▸ **To do**:
- a) In the account of a first visit to Jamaica, Queens, list every means the writer used to learn about the subway before leaving on the first day.
- b) Render this sentence from the account of a first visit to Jamaica, Queens in Spanish: "After those ten words, for some reason I knew I was good."
- c) Continue the account of a first visit to Jamaica, Queens from its last sentence, carrying the writer onto the Q4 bus.

For five days Jamaica Queens has been where I lay my head and wake up in the morning. Quickly I realized that many of the preconceived notions that lots of non-New Yorkers have about NY is just not true. As I breathed in the air, the foul smell of garbage on the streets consumed my nostrils. Taxi’s honking their horns, hundreds of people on one street walking by at every second, the sounds of the subway underground, the meat carts on every block that sold everything from gyro’s to cigarettes; it was all so New York. And I was taking in every bit of it.
Being in a new state as large as New York I felt like a foreigner in an unfamiliar country. Knowing I had to learn the complex subway and bus system along with locations of certain places was overwhelming to say the least. My biggest fear was not getting robbed, pulled into a dark ally or even seeing a rat, but instead it was the subway.
On my first day in Queens I set the alarm for 10 in the morning but procrastinated getting out of the
bed until 12:15, all because I did not want to get on the subway. That day was dreary and rainy in the city, which were all the signs of a could be horrible first day in the city. I emailed folks, wrote a new status on Facebook, called people, googled and the whole nine to find out as much information about the subway as I could. I opened the door to my room to go downstairs and searched the refrigerator while the white cat stared at me as if she was asking, ‘Who are you?’ After a failed attempt of finding 10-minute ready food, I headed back upstairs to prepare to get ready for the day. Motivation was what I desperately needed so I had to put on some music that would get me pumped, so I inserted Camron’s Crime Pays into my laptop and got to it!
As I headed out the door, locked the two bottom locks I told God, “You have to be with me and look over me.” After those ten words, for some reason I knew I was good. On Linden Ave I saw the various bus stops and I looked for the Q4, which I knew I needed to get to the Jamaica Center train station. Because I over prepared for my venture into the city, I knew the bus only took coins or the metro card, no dollar bills were allowed. I quickly ran into to CVS for change and asked for a subway map. The clerk told me that didn’t have any and asked, “Where you going?” “Wall Street,” I replied. “Oh just go out here catch the Q4 bus and then take the J train all the way into town and get off on Broad street, “ she said. “Thank you.” I thought to myself that this is one of the preconceived notions that was wrong. So many people say New Yorkers are rude, don’t ask for directions, don’t do this, don’t do that. But here this lady was willingly giving me directions when I hadn’t even asked. Are some New Yorkers rude? Hell yeah. But aren’t some Nashvilleans, Texans and people from every other place in the world?

▸ **Material provided**:

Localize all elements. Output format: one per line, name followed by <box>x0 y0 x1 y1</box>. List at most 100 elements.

▸ **Expected responses**:
- a)
- Emailing people
- Writing a new Facebook status
- Calling people
- Googling

- b) Después de esas diez palabras, por alguna razón supe que estaba bien.

- c)
Of course the bus was packed so I stood in my flip flops holding on to my wet umbrella with one hand and the rail with the other. While riding the bus I carefully looked at all the stores, people, streets and how the buildings were made. If at any point someone thought I was a tourist, it would have to be at this moment. New Yorkers do not look around out the window because they see the same things I was in awe of, every day. After maybe 7 minutes the bus pulled up to Parsons and Archer Ave which is where I exited to get on the train. Once inside the station and underground I went to the machine and purchased my all day unlimited metro pass. I figured if it stopped raining maybe I’d even venture to Brooklyn. Even though I knew that wasn’t happening.
I must admit that swiping the metro card has a silly technique to it that took me 10 attempts before it finally went through. When I stepped onto the subway I looked around and surprisingly I found a seat. Days later I did find out that you may have to stand for about 5 stops before getting a seat during rush hours. Observing the people on the train I eliminated yet another preconceived notion. No one had on those old school pouches that clip around your waste because of the myth that you shouldn’t carry a purse in New York. In fact mostly everyone carried rather large and fashionable purses and women were not clutching them for dear life. No one looked nervous, no guys were standing behind women trying to cop a feel and no one was overly rambunctious. Everyone was in their own world trying to get to their destination. Passing Marcy Ave- Jay Z’s former stumping grounds- and Brooklyn Bridge inspired me to pull out my Reporter’s pad.
Two guys were getting off at their stop and saw that I was writing. “You writing lyrics,” he said? I just smiled and shook my head no because you’re not “supposed” to talk to random New Yorkers. “Well if you writing a book and yo picture gon be on it, let me know. I’ll be looking for that,” he said. We all laughed and he said, “Have a nice day.” “You too,” I said. Yeah I broke the rule and talked to him, what the hell. Ain’t no harm in being polite.
So in one bus and subway ride venture I realized people are just people. Wherever you go there are all types of people. Some rude, some nice, some talkative, some reserved, some smart and some dumb. But just because you’re in New York doesn’t mean someone won’t ask you how you’re doing or tell you to have a nice day.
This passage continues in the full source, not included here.